WHAT TO DO ▸ Give every line below again, exactly.

— START —

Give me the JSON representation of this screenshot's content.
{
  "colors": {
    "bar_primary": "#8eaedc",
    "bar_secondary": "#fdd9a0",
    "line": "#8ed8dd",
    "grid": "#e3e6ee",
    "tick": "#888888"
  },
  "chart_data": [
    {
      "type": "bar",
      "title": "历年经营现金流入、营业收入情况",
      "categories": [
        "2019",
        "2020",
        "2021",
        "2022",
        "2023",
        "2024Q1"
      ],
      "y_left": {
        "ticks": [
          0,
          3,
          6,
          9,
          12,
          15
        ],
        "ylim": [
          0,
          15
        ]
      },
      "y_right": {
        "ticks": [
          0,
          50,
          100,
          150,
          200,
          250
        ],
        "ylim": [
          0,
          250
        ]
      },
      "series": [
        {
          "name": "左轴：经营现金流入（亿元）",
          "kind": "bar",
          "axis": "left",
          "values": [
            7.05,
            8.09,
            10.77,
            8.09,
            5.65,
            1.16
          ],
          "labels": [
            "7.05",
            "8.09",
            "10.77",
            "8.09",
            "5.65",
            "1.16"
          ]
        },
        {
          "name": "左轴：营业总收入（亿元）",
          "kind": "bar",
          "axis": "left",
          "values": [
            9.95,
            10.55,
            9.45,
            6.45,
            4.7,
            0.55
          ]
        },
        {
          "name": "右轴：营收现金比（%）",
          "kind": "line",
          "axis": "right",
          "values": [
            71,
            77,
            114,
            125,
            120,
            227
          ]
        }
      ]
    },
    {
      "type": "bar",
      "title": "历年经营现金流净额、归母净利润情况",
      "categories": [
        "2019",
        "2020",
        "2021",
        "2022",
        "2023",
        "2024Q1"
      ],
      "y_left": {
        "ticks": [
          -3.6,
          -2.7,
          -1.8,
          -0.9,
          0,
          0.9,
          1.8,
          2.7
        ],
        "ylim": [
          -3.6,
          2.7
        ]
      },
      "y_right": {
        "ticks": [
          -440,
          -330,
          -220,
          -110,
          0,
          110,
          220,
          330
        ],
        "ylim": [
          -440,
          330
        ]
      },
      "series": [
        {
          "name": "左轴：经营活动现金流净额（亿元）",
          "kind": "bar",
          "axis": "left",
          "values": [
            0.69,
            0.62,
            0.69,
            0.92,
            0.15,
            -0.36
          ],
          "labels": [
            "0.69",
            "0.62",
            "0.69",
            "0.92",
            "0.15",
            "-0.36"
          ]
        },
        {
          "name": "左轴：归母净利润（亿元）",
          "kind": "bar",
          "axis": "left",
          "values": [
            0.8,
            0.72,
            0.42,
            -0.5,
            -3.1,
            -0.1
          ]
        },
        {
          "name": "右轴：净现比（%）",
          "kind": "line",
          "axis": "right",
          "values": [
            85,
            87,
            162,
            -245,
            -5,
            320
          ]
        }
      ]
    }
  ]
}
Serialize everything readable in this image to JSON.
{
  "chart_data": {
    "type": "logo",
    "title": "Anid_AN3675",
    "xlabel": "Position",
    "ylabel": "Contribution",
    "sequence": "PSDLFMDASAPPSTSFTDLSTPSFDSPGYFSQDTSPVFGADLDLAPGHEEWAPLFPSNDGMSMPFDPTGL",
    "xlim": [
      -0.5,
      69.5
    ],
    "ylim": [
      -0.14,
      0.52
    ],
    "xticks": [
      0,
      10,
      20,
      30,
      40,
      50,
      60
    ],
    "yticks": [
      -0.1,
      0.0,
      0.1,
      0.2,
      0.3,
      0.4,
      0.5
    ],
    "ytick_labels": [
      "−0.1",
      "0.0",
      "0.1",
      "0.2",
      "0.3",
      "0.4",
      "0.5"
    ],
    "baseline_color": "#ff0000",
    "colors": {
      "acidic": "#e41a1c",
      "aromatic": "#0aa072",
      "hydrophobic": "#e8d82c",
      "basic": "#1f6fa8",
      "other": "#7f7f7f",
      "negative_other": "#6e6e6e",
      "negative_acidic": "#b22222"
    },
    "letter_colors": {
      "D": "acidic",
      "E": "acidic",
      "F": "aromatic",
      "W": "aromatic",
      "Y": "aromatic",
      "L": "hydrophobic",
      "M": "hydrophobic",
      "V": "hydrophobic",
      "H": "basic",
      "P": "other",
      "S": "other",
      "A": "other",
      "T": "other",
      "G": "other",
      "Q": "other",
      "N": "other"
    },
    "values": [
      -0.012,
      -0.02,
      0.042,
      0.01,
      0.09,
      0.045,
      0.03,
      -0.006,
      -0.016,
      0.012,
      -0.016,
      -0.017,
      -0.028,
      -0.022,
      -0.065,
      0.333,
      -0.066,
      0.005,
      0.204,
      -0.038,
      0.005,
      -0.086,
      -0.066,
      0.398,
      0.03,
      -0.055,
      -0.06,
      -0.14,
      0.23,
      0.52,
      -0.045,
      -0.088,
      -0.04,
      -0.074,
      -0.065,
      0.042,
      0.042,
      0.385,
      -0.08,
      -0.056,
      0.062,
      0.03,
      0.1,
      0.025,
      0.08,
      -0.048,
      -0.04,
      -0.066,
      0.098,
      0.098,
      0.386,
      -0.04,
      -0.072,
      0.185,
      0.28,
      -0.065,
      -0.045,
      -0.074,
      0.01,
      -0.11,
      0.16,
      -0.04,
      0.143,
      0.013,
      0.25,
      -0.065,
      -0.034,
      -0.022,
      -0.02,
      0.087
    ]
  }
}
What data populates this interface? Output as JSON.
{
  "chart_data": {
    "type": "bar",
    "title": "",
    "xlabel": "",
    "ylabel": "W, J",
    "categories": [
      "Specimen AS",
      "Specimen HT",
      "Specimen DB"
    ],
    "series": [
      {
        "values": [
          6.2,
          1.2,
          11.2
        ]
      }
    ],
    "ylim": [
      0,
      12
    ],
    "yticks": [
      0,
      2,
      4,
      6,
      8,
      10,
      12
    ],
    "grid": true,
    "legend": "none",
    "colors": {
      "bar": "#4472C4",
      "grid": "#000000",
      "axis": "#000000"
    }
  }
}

— END —

EXERCISE ANSWER ▸
Give me the JSON representation of this screenshot's content.
{
  "colors": {
    "bar_primary": "#8eaedc",
    "bar_secondary": "#fdd9a0",
    "line": "#8ed8dd",
    "grid": "#e3e6ee",
    "tick": "#888888"
  },
  "chart_data": [
    {
      "type": "bar",
      "title": "历年经营现金流入、营业收入情况",
      "categories": [
        "2019",
        "2020",
        "2021",
        "2022",
        "2023",
        "2024Q1"
      ],
      "y_left": {
        "ticks": [
          0,
          3,
          6,
          9,
          12,
          15
        ],
        "ylim": [
          0,
          15
        ]
      },
      "y_right": {
        "ticks": [
          0,
          50,
          100,
          150,
          200,
          250
        ],
        "ylim": [
          0,
          250
        ]
      },
      "series": [
        {
          "name": "左轴：经营现金流入（亿元）",
          "kind": "bar",
          "axis": "left",
          "values": [
            7.05,
            8.09,
            10.77,
            8.09,
            5.65,
            1.16
          ],
          "labels": [
            "7.05",
            "8.09",
            "10.77",
            "8.09",
            "5.65",
            "1.16"
          ]
        },
        {
          "name": "左轴：营业总收入（亿元）",
          "kind": "bar",
          "axis": "left",
          "values": [
            9.95,
            10.55,
            9.45,
            6.45,
            4.7,
            0.55
          ]
        },
        {
          "name": "右轴：营收现金比（%）",
          "kind": "line",
          "axis": "right",
          "values": [
            71,
            77,
            114,
            125,
            120,
            227
          ]
        }
      ]
    },
    {
      "type": "bar",
      "title": "历年经营现金流净额、归母净利润情况",
      "categories": [
        "2019",
        "2020",
        "2021",
        "2022",
        "2023",
        "2024Q1"
      ],
      "y_left": {
        "ticks": [
          -3.6,
          -2.7,
          -1.8,
          -0.9,
          0,
          0.9,
          1.8,
          2.7
        ],
        "ylim": [
          -3.6,
          2.7
        ]
      },
      "y_right": {
        "ticks": [
          -440,
          -330,
          -220,
          -110,
          0,
          110,
          220,
          330
        ],
        "ylim": [
          -440,
          330
        ]
      },
      "series": [
        {
          "name": "左轴：经营活动现金流净额（亿元）",
          "kind": "bar",
          "axis": "left",
          "values": [
            0.69,
            0.62,
            0.69,
            0.92,
            0.15,
            -0.36
          ],
          "labels": [
            "0.69",
            "0.62",
            "0.69",
            "0.92",
            "0.15",
            "-0.36"
          ]
        },
        {
          "name": "左轴：归母净利润（亿元）",
          "kind": "bar",
          "axis": "left",
          "values": [
            0.8,
            0.72,
            0.42,
            -0.5,
            -3.1,
            -0.1
          ]
        },
        {
          "name": "右轴：净现比（%）",
          "kind": "line",
          "axis": "right",
          "values": [
            85,
            87,
            162,
            -245,
            -5,
            320
          ]
        }
      ]
    }
  ]
}
Serialize everything readable in this image to JSON.
{
  "chart_data": {
    "type": "logo",
    "title": "Anid_AN3675",
    "xlabel": "Position",
    "ylabel": "Contribution",
    "sequence": "PSDLFMDASAPPSTSFTDLSTPSFDSPGYFSQDTSPVFGADLDLAPGHEEWAPLFPSNDGMSMPFDPTGL",
    "xlim": [
      -0.5,
      69.5
    ],
    "ylim": [
      -0.14,
      0.52
    ],
    "xticks": [
      0,
      10,
      20,
      30,
      40,
      50,
      60
    ],
    "yticks": [
      -0.1,
      0.0,
      0.1,
      0.2,
      0.3,
      0.4,
      0.5
    ],
    "ytick_labels": [
      "−0.1",
      "0.0",
      "0.1",
      "0.2",
      "0.3",
      "0.4",
      "0.5"
    ],
    "baseline_color": "#ff0000",
    "colors": {
      "acidic": "#e41a1c",
      "aromatic": "#0aa072",
      "hydrophobic": "#e8d82c",
      "basic": "#1f6fa8",
      "other": "#7f7f7f",
      "negative_other": "#6e6e6e",
      "negative_acidic": "#b22222"
    },
    "letter_colors": {
      "D": "acidic",
      "E": "acidic",
      "F": "aromatic",
      "W": "aromatic",
      "Y": "aromatic",
      "L": "hydrophobic",
      "M": "hydrophobic",
      "V": "hydrophobic",
      "H": "basic",
      "P": "other",
      "S": "other",
      "A": "other",
      "T": "other",
      "G": "other",
      "Q": "other",
      "N": "other"
    },
    "values": [
      -0.012,
      -0.02,
      0.042,
      0.01,
      0.09,
      0.045,
      0.03,
      -0.006,
      -0.016,
      0.012,
      -0.016,
      -0.017,
      -0.028,
      -0.022,
      -0.065,
      0.333,
      -0.066,
      0.005,
      0.204,
      -0.038,
      0.005,
      -0.086,
      -0.066,
      0.398,
      0.03,
      -0.055,
      -0.06,
      -0.14,
      0.23,
      0.52,
      -0.045,
      -0.088,
      -0.04,
      -0.074,
      -0.065,
      0.042,
      0.042,
      0.385,
      -0.08,
      -0.056,
      0.062,
      0.03,
      0.1,
      0.025,
      0.08,
      -0.048,
      -0.04,
      -0.066,
      0.098,
      0.098,
      0.386,
      -0.04,
      -0.072,
      0.185,
      0.28,
      -0.065,
      -0.045,
      -0.074,
      0.01,
      -0.11,
      0.16,
      -0.04,
      0.143,
      0.013,
      0.25,
      -0.065,
      -0.034,
      -0.022,
      -0.02,
      0.087
    ]
  }
}
What data populates this interface? Output as JSON.
{
  "chart_data": {
    "type": "bar",
    "title": "",
    "xlabel": "",
    "ylabel": "W, J",
    "categories": [
      "Specimen AS",
      "Specimen HT",
      "Specimen DB"
    ],
    "series": [
      {
        "values": [
          6.2,
          1.2,
          11.2
        ]
      }
    ],
    "ylim": [
      0,
      12
    ],
    "yticks": [
      0,
      2,
      4,
      6,
      8,
      10,
      12
    ],
    "grid": true,
    "legend": "none",
    "colors": {
      "bar": "#4472C4",
      "grid": "#000000",
      "axis": "#000000"
    }
  }
}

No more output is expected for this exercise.